» INSTRUCTIONS FOR THE TASK
Could you copy each of the lines below word for word, without changing anything?

========================================

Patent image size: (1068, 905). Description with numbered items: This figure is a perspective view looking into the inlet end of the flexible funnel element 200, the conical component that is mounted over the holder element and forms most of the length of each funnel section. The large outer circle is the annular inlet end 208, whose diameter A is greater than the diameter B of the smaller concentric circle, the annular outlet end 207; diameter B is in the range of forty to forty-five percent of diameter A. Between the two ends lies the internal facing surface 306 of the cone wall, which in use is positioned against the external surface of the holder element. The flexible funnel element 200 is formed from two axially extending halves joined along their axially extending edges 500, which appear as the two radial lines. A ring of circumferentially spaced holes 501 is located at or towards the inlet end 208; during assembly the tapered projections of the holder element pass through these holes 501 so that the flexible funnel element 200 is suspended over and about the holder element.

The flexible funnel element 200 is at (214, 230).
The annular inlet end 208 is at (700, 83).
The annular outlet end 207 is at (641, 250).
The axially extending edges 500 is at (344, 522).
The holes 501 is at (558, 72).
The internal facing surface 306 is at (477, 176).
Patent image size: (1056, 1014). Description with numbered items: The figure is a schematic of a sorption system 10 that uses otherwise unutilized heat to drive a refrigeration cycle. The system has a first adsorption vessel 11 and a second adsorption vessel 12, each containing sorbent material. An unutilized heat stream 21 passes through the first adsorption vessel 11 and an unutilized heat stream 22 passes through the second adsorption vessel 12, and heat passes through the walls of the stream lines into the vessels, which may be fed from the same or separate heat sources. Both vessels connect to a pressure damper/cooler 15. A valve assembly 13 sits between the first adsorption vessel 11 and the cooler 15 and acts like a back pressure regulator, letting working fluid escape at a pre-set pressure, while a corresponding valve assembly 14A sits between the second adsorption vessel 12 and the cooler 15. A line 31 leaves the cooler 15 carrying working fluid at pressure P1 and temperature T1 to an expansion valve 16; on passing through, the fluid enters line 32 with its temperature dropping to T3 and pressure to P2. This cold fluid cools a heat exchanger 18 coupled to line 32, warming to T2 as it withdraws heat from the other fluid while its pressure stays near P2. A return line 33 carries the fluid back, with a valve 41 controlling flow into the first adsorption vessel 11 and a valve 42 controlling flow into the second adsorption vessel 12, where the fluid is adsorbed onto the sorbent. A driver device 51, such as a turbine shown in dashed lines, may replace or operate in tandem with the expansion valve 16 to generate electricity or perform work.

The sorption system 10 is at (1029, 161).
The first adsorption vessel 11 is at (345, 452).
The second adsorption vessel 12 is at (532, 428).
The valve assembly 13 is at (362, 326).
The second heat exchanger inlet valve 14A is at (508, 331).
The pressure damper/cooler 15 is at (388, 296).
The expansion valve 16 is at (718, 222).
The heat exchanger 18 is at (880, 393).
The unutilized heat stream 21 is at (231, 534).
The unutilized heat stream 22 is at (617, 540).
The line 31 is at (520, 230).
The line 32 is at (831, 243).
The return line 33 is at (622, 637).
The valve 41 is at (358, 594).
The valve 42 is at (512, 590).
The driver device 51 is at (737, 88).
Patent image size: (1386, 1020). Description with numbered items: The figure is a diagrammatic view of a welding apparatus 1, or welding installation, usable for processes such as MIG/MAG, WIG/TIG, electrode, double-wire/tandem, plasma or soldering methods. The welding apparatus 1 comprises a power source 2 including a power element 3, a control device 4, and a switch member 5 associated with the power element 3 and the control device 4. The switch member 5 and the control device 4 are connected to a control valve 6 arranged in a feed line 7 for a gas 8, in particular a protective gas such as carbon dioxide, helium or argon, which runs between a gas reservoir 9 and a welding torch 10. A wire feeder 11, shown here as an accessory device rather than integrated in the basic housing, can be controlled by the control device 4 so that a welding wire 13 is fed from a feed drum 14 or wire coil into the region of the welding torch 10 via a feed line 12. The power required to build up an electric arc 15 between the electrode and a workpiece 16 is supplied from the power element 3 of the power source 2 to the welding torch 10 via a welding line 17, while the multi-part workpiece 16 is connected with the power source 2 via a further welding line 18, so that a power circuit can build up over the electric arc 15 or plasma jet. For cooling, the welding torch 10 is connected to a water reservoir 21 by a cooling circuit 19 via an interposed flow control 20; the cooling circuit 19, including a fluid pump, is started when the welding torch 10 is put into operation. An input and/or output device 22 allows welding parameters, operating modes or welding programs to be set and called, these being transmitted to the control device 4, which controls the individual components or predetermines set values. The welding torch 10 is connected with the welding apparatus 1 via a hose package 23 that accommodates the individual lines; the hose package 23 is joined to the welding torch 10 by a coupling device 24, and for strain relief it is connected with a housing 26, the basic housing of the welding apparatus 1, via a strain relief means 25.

========================================

» SOLUTION
Patent image size: (1068, 905). Description with numbered items: This figure is a perspective view looking into the inlet end of the flexible funnel element 200, the conical component that is mounted over the holder element and forms most of the length of each funnel section. The large outer circle is the annular inlet end 208, whose diameter A is greater than the diameter B of the smaller concentric circle, the annular outlet end 207; diameter B is in the range of forty to forty-five percent of diameter A. Between the two ends lies the internal facing surface 306 of the cone wall, which in use is positioned against the external surface of the holder element. The flexible funnel element 200 is formed from two axially extending halves joined along their axially extending edges 500, which appear as the two radial lines. A ring of circumferentially spaced holes 501 is located at or towards the inlet end 208; during assembly the tapered projections of the holder element pass through these holes 501 so that the flexible funnel element 200 is suspended over and about the holder element.

The flexible funnel element 200 is at (214, 230).
The annular inlet end 208 is at (700, 83).
The annular outlet end 207 is at (641, 250).
The axially extending edges 500 is at (344, 522).
The holes 501 is at (558, 72).
The internal facing surface 306 is at (477, 176).
Patent image size: (1056, 1014). Description with numbered items: The figure is a schematic of a sorption system 10 that uses otherwise unutilized heat to drive a refrigeration cycle. The system has a first adsorption vessel 11 and a second adsorption vessel 12, each containing sorbent material. An unutilized heat stream 21 passes through the first adsorption vessel 11 and an unutilized heat stream 22 passes through the second adsorption vessel 12, and heat passes through the walls of the stream lines into the vessels, which may be fed from the same or separate heat sources. Both vessels connect to a pressure damper/cooler 15. A valve assembly 13 sits between the first adsorption vessel 11 and the cooler 15 and acts like a back pressure regulator, letting working fluid escape at a pre-set pressure, while a corresponding valve assembly 14A sits between the second adsorption vessel 12 and the cooler 15. A line 31 leaves the cooler 15 carrying working fluid at pressure P1 and temperature T1 to an expansion valve 16; on passing through, the fluid enters line 32 with its temperature dropping to T3 and pressure to P2. This cold fluid cools a heat exchanger 18 coupled to line 32, warming to T2 as it withdraws heat from the other fluid while its pressure stays near P2. A return line 33 carries the fluid back, with a valve 41 controlling flow into the first adsorption vessel 11 and a valve 42 controlling flow into the second adsorption vessel 12, where the fluid is adsorbed onto the sorbent. A driver device 51, such as a turbine shown in dashed lines, may replace or operate in tandem with the expansion valve 16 to generate electricity or perform work.

The sorption system 10 is at (1029, 161).
The first adsorption vessel 11 is at (345, 452).
The second adsorption vessel 12 is at (532, 428).
The valve assembly 13 is at (362, 326).
The second heat exchanger inlet valve 14A is at (508, 331).
The pressure damper/cooler 15 is at (388, 296).
The expansion valve 16 is at (718, 222).
The heat exchanger 18 is at (880, 393).
The unutilized heat stream 21 is at (231, 534).
The unutilized heat stream 22 is at (617, 540).
The line 31 is at (520, 230).
The line 32 is at (831, 243).
The return line 33 is at (622, 637).
The valve 41 is at (358, 594).
The valve 42 is at (512, 590).
The driver device 51 is at (737, 88).
Patent image size: (1386, 1020). Description with numbered items: The figure is a diagrammatic view of a welding apparatus 1, or welding installation, usable for processes such as MIG/MAG, WIG/TIG, electrode, double-wire/tandem, plasma or soldering methods. The welding apparatus 1 comprises a power source 2 including a power element 3, a control device 4, and a switch member 5 associated with the power element 3 and the control device 4. The switch member 5 and the control device 4 are connected to a control valve 6 arranged in a feed line 7 for a gas 8, in particular a protective gas such as carbon dioxide, helium or argon, which runs between a gas reservoir 9 and a welding torch 10. A wire feeder 11, shown here as an accessory device rather than integrated in the basic housing, can be controlled by the control device 4 so that a welding wire 13 is fed from a feed drum 14 or wire coil into the region of the welding torch 10 via a feed line 12. The power required to build up an electric arc 15 between the electrode and a workpiece 16 is supplied from the power element 3 of the power source 2 to the welding torch 10 via a welding line 17, while the multi-part workpiece 16 is connected with the power source 2 via a further welding line 18, so that a power circuit can build up over the electric arc 15 or plasma jet. For cooling, the welding torch 10 is connected to a water reservoir 21 by a cooling circuit 19 via an interposed flow control 20; the cooling circuit 19, including a fluid pump, is started when the welding torch 10 is put into operation. An input and/or output device 22 allows welding parameters, operating modes or welding programs to be set and called, these being transmitted to the control device 4, which controls the individual components or predetermines set values. The welding torch 10 is connected with the welding apparatus 1 via a hose package 23 that accommodates the individual lines; the hose package 23 is joined to the welding torch 10 by a coupling device 24, and for strain relief it is connected with a housing 26, the basic housing of the welding apparatus 1, via a strain relief means 25.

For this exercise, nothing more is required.